### DATA EXTRACT
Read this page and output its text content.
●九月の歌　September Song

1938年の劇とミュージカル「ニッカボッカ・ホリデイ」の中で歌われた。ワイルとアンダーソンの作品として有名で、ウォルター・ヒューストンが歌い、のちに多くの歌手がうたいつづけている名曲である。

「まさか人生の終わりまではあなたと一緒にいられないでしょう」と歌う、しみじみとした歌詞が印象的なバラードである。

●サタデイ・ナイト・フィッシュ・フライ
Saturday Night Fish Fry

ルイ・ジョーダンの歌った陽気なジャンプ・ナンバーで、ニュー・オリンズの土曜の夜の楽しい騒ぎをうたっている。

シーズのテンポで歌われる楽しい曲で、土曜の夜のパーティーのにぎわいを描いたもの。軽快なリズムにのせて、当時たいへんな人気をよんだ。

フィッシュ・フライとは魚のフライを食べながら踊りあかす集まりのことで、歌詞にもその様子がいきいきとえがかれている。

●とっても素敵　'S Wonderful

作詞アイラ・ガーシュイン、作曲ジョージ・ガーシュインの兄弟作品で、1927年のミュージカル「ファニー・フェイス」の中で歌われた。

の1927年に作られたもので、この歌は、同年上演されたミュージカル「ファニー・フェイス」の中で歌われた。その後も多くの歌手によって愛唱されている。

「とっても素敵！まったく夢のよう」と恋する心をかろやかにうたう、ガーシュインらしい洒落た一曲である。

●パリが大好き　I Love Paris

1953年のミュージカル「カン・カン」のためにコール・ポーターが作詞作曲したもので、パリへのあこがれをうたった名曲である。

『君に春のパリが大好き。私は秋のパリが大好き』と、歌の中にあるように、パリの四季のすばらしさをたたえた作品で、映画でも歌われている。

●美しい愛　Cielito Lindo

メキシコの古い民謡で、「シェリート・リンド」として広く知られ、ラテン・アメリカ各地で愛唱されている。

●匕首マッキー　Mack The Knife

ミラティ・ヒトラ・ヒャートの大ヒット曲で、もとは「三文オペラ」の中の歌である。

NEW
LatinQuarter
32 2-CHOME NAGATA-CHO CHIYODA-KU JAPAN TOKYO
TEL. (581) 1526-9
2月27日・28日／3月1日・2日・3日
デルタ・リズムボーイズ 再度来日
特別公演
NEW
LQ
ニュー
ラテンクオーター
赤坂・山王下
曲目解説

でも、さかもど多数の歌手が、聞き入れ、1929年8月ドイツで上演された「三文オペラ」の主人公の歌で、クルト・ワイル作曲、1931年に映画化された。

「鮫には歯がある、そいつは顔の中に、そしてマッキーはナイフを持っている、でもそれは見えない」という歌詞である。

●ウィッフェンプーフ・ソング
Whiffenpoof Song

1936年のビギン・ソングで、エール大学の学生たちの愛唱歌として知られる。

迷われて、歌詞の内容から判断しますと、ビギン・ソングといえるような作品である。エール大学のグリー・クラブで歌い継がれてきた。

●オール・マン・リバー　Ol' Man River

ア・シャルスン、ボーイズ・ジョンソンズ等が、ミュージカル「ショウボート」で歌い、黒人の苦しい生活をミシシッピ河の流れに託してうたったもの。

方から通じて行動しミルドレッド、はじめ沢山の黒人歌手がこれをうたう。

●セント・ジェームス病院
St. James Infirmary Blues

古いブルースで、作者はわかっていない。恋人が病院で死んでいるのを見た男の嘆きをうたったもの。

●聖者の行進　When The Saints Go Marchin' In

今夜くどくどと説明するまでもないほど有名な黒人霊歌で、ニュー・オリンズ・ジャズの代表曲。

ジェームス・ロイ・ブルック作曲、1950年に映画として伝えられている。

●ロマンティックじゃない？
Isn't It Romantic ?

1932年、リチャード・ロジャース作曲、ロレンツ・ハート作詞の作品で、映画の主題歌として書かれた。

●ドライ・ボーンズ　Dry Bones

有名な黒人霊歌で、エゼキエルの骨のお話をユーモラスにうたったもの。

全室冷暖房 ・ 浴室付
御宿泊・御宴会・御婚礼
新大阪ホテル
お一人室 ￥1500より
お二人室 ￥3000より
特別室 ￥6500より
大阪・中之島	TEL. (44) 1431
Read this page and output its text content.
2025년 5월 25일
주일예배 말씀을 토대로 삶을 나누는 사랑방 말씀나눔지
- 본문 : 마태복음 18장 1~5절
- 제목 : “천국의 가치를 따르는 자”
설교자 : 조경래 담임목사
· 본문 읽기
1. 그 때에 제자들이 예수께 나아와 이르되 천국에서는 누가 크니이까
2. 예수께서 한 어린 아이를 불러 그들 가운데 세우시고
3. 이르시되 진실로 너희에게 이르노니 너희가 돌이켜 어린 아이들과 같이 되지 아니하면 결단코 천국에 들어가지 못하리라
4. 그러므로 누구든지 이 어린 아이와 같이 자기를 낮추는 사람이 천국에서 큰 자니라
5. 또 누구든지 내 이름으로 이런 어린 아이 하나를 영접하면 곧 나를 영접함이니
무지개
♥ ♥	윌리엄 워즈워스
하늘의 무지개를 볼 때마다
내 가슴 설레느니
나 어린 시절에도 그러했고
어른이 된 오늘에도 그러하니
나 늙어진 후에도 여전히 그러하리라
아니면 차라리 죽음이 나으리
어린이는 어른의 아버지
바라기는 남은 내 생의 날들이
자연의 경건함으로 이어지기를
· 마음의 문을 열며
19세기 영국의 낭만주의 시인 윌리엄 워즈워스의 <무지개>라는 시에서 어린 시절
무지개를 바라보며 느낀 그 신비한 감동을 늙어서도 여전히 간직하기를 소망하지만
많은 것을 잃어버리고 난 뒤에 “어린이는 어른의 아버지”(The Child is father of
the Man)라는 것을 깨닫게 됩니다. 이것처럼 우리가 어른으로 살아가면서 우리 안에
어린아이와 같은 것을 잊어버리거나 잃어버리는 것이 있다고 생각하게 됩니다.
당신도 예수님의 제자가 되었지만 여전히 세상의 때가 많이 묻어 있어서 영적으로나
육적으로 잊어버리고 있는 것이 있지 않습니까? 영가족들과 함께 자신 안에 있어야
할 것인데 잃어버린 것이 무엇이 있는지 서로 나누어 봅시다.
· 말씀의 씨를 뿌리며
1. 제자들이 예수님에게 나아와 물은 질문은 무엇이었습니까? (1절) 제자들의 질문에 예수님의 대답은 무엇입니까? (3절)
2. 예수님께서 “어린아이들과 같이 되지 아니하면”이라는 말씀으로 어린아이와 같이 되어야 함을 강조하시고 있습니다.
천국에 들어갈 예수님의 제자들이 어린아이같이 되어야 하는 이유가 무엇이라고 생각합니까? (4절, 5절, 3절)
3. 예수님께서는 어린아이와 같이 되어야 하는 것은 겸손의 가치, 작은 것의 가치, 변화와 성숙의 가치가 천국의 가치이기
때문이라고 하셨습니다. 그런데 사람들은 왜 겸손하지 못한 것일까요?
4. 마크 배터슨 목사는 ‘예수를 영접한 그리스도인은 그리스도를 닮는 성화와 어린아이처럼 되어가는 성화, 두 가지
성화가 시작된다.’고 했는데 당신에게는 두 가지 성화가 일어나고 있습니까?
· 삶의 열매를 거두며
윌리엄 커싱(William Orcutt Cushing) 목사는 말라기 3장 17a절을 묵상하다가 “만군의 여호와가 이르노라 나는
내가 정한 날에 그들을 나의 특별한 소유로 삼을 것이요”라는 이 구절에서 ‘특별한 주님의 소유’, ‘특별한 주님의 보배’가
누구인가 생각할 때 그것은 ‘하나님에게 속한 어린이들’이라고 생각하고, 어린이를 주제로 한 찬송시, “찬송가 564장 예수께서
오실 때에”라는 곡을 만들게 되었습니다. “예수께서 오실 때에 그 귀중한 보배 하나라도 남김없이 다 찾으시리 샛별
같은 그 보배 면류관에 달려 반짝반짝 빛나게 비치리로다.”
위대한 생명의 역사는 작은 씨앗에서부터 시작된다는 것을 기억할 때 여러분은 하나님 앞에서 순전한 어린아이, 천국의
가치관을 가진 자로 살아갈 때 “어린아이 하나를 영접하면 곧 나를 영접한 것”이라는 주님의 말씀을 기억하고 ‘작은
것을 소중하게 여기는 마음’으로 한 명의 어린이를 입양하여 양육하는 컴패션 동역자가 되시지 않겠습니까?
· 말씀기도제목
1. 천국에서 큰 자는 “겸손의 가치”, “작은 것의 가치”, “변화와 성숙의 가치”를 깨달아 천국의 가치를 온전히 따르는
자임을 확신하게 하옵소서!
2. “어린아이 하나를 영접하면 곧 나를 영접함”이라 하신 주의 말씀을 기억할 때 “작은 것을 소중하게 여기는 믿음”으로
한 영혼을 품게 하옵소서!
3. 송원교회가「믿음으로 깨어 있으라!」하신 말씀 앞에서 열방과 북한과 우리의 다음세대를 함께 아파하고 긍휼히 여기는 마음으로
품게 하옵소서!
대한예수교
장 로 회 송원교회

### GOAL OF THE EXERCISE
Find and copy every line in the entries above where the string "三文オペラ" occurs.

### ANSWER TO THE PROBLEM
ミラティ・ヒトラ・ヒャートの大ヒット曲で、もとは「三文オペラ」の中の歌である。
でも、さかもど多数の歌手が、聞き入れ、1929年8月ドイツで上演された「三文オペラ」の主人公の歌で、クルト・ワイル作曲、1931年に映画化された。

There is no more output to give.